-- Begin --
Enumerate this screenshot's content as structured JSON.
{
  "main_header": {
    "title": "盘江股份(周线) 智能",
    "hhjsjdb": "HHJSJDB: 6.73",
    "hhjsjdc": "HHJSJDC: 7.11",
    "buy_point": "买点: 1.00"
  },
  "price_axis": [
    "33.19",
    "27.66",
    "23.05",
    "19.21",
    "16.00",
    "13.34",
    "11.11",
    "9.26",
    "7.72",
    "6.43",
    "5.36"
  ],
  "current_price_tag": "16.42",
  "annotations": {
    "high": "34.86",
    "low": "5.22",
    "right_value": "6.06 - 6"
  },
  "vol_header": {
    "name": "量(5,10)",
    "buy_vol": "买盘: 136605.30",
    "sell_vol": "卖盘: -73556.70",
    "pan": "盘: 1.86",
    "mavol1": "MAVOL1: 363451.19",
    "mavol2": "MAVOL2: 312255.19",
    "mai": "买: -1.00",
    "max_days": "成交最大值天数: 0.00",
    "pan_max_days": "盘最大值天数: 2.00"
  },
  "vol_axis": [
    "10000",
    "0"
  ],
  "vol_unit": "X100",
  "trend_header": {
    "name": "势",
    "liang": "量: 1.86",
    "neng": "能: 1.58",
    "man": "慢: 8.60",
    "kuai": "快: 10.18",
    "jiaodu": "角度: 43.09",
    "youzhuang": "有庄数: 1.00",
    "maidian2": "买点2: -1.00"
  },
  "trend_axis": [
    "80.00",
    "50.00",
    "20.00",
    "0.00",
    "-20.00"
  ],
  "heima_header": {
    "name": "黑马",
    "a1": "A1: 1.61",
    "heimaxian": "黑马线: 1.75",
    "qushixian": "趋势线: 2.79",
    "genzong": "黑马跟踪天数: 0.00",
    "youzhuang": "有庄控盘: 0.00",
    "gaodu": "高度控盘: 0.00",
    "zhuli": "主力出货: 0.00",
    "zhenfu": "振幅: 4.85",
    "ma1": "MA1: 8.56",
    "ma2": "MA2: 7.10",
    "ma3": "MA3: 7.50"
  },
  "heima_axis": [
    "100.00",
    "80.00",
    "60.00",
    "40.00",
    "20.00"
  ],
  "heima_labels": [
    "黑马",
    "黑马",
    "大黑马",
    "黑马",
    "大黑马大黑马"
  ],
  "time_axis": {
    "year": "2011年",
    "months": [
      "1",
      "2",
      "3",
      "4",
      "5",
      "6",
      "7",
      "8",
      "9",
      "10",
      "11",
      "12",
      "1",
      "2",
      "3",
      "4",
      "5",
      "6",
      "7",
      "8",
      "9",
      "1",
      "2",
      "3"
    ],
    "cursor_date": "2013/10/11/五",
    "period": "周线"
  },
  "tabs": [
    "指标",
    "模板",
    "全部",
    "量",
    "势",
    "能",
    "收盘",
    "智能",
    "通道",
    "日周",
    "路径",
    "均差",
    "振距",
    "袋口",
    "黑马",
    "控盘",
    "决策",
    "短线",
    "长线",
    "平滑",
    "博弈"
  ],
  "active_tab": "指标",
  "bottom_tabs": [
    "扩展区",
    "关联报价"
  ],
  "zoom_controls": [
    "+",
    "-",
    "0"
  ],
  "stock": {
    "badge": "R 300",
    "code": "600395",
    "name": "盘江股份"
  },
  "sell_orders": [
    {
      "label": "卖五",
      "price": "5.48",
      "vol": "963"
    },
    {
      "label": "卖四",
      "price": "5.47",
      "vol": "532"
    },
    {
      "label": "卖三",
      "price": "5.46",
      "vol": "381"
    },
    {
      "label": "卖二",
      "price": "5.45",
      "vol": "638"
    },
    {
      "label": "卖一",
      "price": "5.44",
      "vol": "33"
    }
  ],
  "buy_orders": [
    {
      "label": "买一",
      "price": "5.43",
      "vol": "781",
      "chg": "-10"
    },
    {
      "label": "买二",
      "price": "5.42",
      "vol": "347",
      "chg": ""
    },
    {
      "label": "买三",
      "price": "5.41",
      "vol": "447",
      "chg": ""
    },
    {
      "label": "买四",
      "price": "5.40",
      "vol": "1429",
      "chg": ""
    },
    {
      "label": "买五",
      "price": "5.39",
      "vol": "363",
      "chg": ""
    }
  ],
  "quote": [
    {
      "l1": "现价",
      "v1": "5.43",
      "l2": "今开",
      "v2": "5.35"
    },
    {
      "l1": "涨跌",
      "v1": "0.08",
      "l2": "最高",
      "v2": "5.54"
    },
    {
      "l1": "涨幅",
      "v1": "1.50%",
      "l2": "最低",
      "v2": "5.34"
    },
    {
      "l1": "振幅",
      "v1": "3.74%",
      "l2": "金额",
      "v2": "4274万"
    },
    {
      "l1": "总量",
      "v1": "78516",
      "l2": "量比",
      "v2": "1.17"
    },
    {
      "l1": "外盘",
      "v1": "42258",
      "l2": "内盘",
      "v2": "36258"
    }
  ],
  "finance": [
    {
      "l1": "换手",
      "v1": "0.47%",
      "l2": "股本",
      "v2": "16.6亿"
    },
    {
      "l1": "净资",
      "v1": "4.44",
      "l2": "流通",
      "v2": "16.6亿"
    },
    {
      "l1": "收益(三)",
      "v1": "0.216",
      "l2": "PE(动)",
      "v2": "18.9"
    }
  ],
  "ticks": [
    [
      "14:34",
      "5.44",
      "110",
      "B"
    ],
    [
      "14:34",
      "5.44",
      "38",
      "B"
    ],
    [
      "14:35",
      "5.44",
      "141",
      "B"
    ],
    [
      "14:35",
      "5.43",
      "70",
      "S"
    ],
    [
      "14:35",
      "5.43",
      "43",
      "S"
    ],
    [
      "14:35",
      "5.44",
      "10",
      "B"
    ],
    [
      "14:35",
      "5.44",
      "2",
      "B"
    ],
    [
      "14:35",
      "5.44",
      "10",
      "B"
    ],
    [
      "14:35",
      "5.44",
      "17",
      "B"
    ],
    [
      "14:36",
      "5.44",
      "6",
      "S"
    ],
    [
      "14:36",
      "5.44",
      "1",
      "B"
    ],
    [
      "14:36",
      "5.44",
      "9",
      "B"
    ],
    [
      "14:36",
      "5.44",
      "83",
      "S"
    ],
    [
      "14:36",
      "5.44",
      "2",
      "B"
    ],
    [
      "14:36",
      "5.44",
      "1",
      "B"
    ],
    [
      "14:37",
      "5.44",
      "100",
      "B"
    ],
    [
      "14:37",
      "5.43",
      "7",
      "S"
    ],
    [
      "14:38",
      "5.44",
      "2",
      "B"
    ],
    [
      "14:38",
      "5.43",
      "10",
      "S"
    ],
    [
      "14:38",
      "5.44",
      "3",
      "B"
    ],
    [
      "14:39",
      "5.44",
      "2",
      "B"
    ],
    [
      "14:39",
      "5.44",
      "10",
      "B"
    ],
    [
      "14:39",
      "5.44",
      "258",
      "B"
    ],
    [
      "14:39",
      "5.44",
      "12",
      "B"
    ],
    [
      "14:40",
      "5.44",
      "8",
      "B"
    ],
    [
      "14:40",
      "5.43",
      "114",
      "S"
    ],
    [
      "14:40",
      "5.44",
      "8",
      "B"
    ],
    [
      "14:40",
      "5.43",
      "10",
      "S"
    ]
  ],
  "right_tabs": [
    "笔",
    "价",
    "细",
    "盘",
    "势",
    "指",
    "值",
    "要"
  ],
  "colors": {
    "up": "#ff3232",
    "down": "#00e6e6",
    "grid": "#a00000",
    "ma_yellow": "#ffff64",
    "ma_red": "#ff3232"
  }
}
-- End --
Stated exercise> Extract all of the data shown above without alteration.

Task answer>
Enumerate this screenshot's content as structured JSON.
{
  "main_header": {
    "title": "盘江股份(周线) 智能",
    "hhjsjdb": "HHJSJDB: 6.73",
    "hhjsjdc": "HHJSJDC: 7.11",
    "buy_point": "买点: 1.00"
  },
  "price_axis": [
    "33.19",
    "27.66",
    "23.05",
    "19.21",
    "16.00",
    "13.34",
    "11.11",
    "9.26",
    "7.72",
    "6.43",
    "5.36"
  ],
  "current_price_tag": "16.42",
  "annotations": {
    "high": "34.86",
    "low": "5.22",
    "right_value": "6.06 - 6"
  },
  "vol_header": {
    "name": "量(5,10)",
    "buy_vol": "买盘: 136605.30",
    "sell_vol": "卖盘: -73556.70",
    "pan": "盘: 1.86",
    "mavol1": "MAVOL1: 363451.19",
    "mavol2": "MAVOL2: 312255.19",
    "mai": "买: -1.00",
    "max_days": "成交最大值天数: 0.00",
    "pan_max_days": "盘最大值天数: 2.00"
  },
  "vol_axis": [
    "10000",
    "0"
  ],
  "vol_unit": "X100",
  "trend_header": {
    "name": "势",
    "liang": "量: 1.86",
    "neng": "能: 1.58",
    "man": "慢: 8.60",
    "kuai": "快: 10.18",
    "jiaodu": "角度: 43.09",
    "youzhuang": "有庄数: 1.00",
    "maidian2": "买点2: -1.00"
  },
  "trend_axis": [
    "80.00",
    "50.00",
    "20.00",
    "0.00",
    "-20.00"
  ],
  "heima_header": {
    "name": "黑马",
    "a1": "A1: 1.61",
    "heimaxian": "黑马线: 1.75",
    "qushixian": "趋势线: 2.79",
    "genzong": "黑马跟踪天数: 0.00",
    "youzhuang": "有庄控盘: 0.00",
    "gaodu": "高度控盘: 0.00",
    "zhuli": "主力出货: 0.00",
    "zhenfu": "振幅: 4.85",
    "ma1": "MA1: 8.56",
    "ma2": "MA2: 7.10",
    "ma3": "MA3: 7.50"
  },
  "heima_axis": [
    "100.00",
    "80.00",
    "60.00",
    "40.00",
    "20.00"
  ],
  "heima_labels": [
    "黑马",
    "黑马",
    "大黑马",
    "黑马",
    "大黑马大黑马"
  ],
  "time_axis": {
    "year": "2011年",
    "months": [
      "1",
      "2",
      "3",
      "4",
      "5",
      "6",
      "7",
      "8",
      "9",
      "10",
      "11",
      "12",
      "1",
      "2",
      "3",
      "4",
      "5",
      "6",
      "7",
      "8",
      "9",
      "1",
      "2",
      "3"
    ],
    "cursor_date": "2013/10/11/五",
    "period": "周线"
  },
  "tabs": [
    "指标",
    "模板",
    "全部",
    "量",
    "势",
    "能",
    "收盘",
    "智能",
    "通道",
    "日周",
    "路径",
    "均差",
    "振距",
    "袋口",
    "黑马",
    "控盘",
    "决策",
    "短线",
    "长线",
    "平滑",
    "博弈"
  ],
  "active_tab": "指标",
  "bottom_tabs": [
    "扩展区",
    "关联报价"
  ],
  "zoom_controls": [
    "+",
    "-",
    "0"
  ],
  "stock": {
    "badge": "R 300",
    "code": "600395",
    "name": "盘江股份"
  },
  "sell_orders": [
    {
      "label": "卖五",
      "price": "5.48",
      "vol": "963"
    },
    {
      "label": "卖四",
      "price": "5.47",
      "vol": "532"
    },
    {
      "label": "卖三",
      "price": "5.46",
      "vol": "381"
    },
    {
      "label": "卖二",
      "price": "5.45",
      "vol": "638"
    },
    {
      "label": "卖一",
      "price": "5.44",
      "vol": "33"
    }
  ],
  "buy_orders": [
    {
      "label": "买一",
      "price": "5.43",
      "vol": "781",
      "chg": "-10"
    },
    {
      "label": "买二",
      "price": "5.42",
      "vol": "347",
      "chg": ""
    },
    {
      "label": "买三",
      "price": "5.41",
      "vol": "447",
      "chg": ""
    },
    {
      "label": "买四",
      "price": "5.40",
      "vol": "1429",
      "chg": ""
    },
    {
      "label": "买五",
      "price": "5.39",
      "vol": "363",
      "chg": ""
    }
  ],
  "quote": [
    {
      "l1": "现价",
      "v1": "5.43",
      "l2": "今开",
      "v2": "5.35"
    },
    {
      "l1": "涨跌",
      "v1": "0.08",
      "l2": "最高",
      "v2": "5.54"
    },
    {
      "l1": "涨幅",
      "v1": "1.50%",
      "l2": "最低",
      "v2": "5.34"
    },
    {
      "l1": "振幅",
      "v1": "3.74%",
      "l2": "金额",
      "v2": "4274万"
    },
    {
      "l1": "总量",
      "v1": "78516",
      "l2": "量比",
      "v2": "1.17"
    },
    {
      "l1": "外盘",
      "v1": "42258",
      "l2": "内盘",
      "v2": "36258"
    }
  ],
  "finance": [
    {
      "l1": "换手",
      "v1": "0.47%",
      "l2": "股本",
      "v2": "16.6亿"
    },
    {
      "l1": "净资",
      "v1": "4.44",
      "l2": "流通",
      "v2": "16.6亿"
    },
    {
      "l1": "收益(三)",
      "v1": "0.216",
      "l2": "PE(动)",
      "v2": "18.9"
    }
  ],
  "ticks": [
    [
      "14:34",
      "5.44",
      "110",
      "B"
    ],
    [
      "14:34",
      "5.44",
      "38",
      "B"
    ],
    [
      "14:35",
      "5.44",
      "141",
      "B"
    ],
    [
      "14:35",
      "5.43",
      "70",
      "S"
    ],
    [
      "14:35",
      "5.43",
      "43",
      "S"
    ],
    [
      "14:35",
      "5.44",
      "10",
      "B"
    ],
    [
      "14:35",
      "5.44",
      "2",
      "B"
    ],
    [
      "14:35",
      "5.44",
      "10",
      "B"
    ],
    [
      "14:35",
      "5.44",
      "17",
      "B"
    ],
    [
      "14:36",
      "5.44",
      "6",
      "S"
    ],
    [
      "14:36",
      "5.44",
      "1",
      "B"
    ],
    [
      "14:36",
      "5.44",
      "9",
      "B"
    ],
    [
      "14:36",
      "5.44",
      "83",
      "S"
    ],
    [
      "14:36",
      "5.44",
      "2",
      "B"
    ],
    [
      "14:36",
      "5.44",
      "1",
      "B"
    ],
    [
      "14:37",
      "5.44",
      "100",
      "B"
    ],
    [
      "14:37",
      "5.43",
      "7",
      "S"
    ],
    [
      "14:38",
      "5.44",
      "2",
      "B"
    ],
    [
      "14:38",
      "5.43",
      "10",
      "S"
    ],
    [
      "14:38",
      "5.44",
      "3",
      "B"
    ],
    [
      "14:39",
      "5.44",
      "2",
      "B"
    ],
    [
      "14:39",
      "5.44",
      "10",
      "B"
    ],
    [
      "14:39",
      "5.44",
      "258",
      "B"
    ],
    [
      "14:39",
      "5.44",
      "12",
      "B"
    ],
    [
      "14:40",
      "5.44",
      "8",
      "B"
    ],
    [
      "14:40",
      "5.43",
      "114",
      "S"
    ],
    [
      "14:40",
      "5.44",
      "8",
      "B"
    ],
    [
      "14:40",
      "5.43",
      "10",
      "S"
    ]
  ],
  "right_tabs": [
    "笔",
    "价",
    "细",
    "盘",
    "势",
    "指",
    "值",
    "要"
  ],
  "colors": {
    "up": "#ff3232",
    "down": "#00e6e6",
    "grid": "#a00000",
    "ma_yellow": "#ffff64",
    "ma_red": "#ff3232"
  }
}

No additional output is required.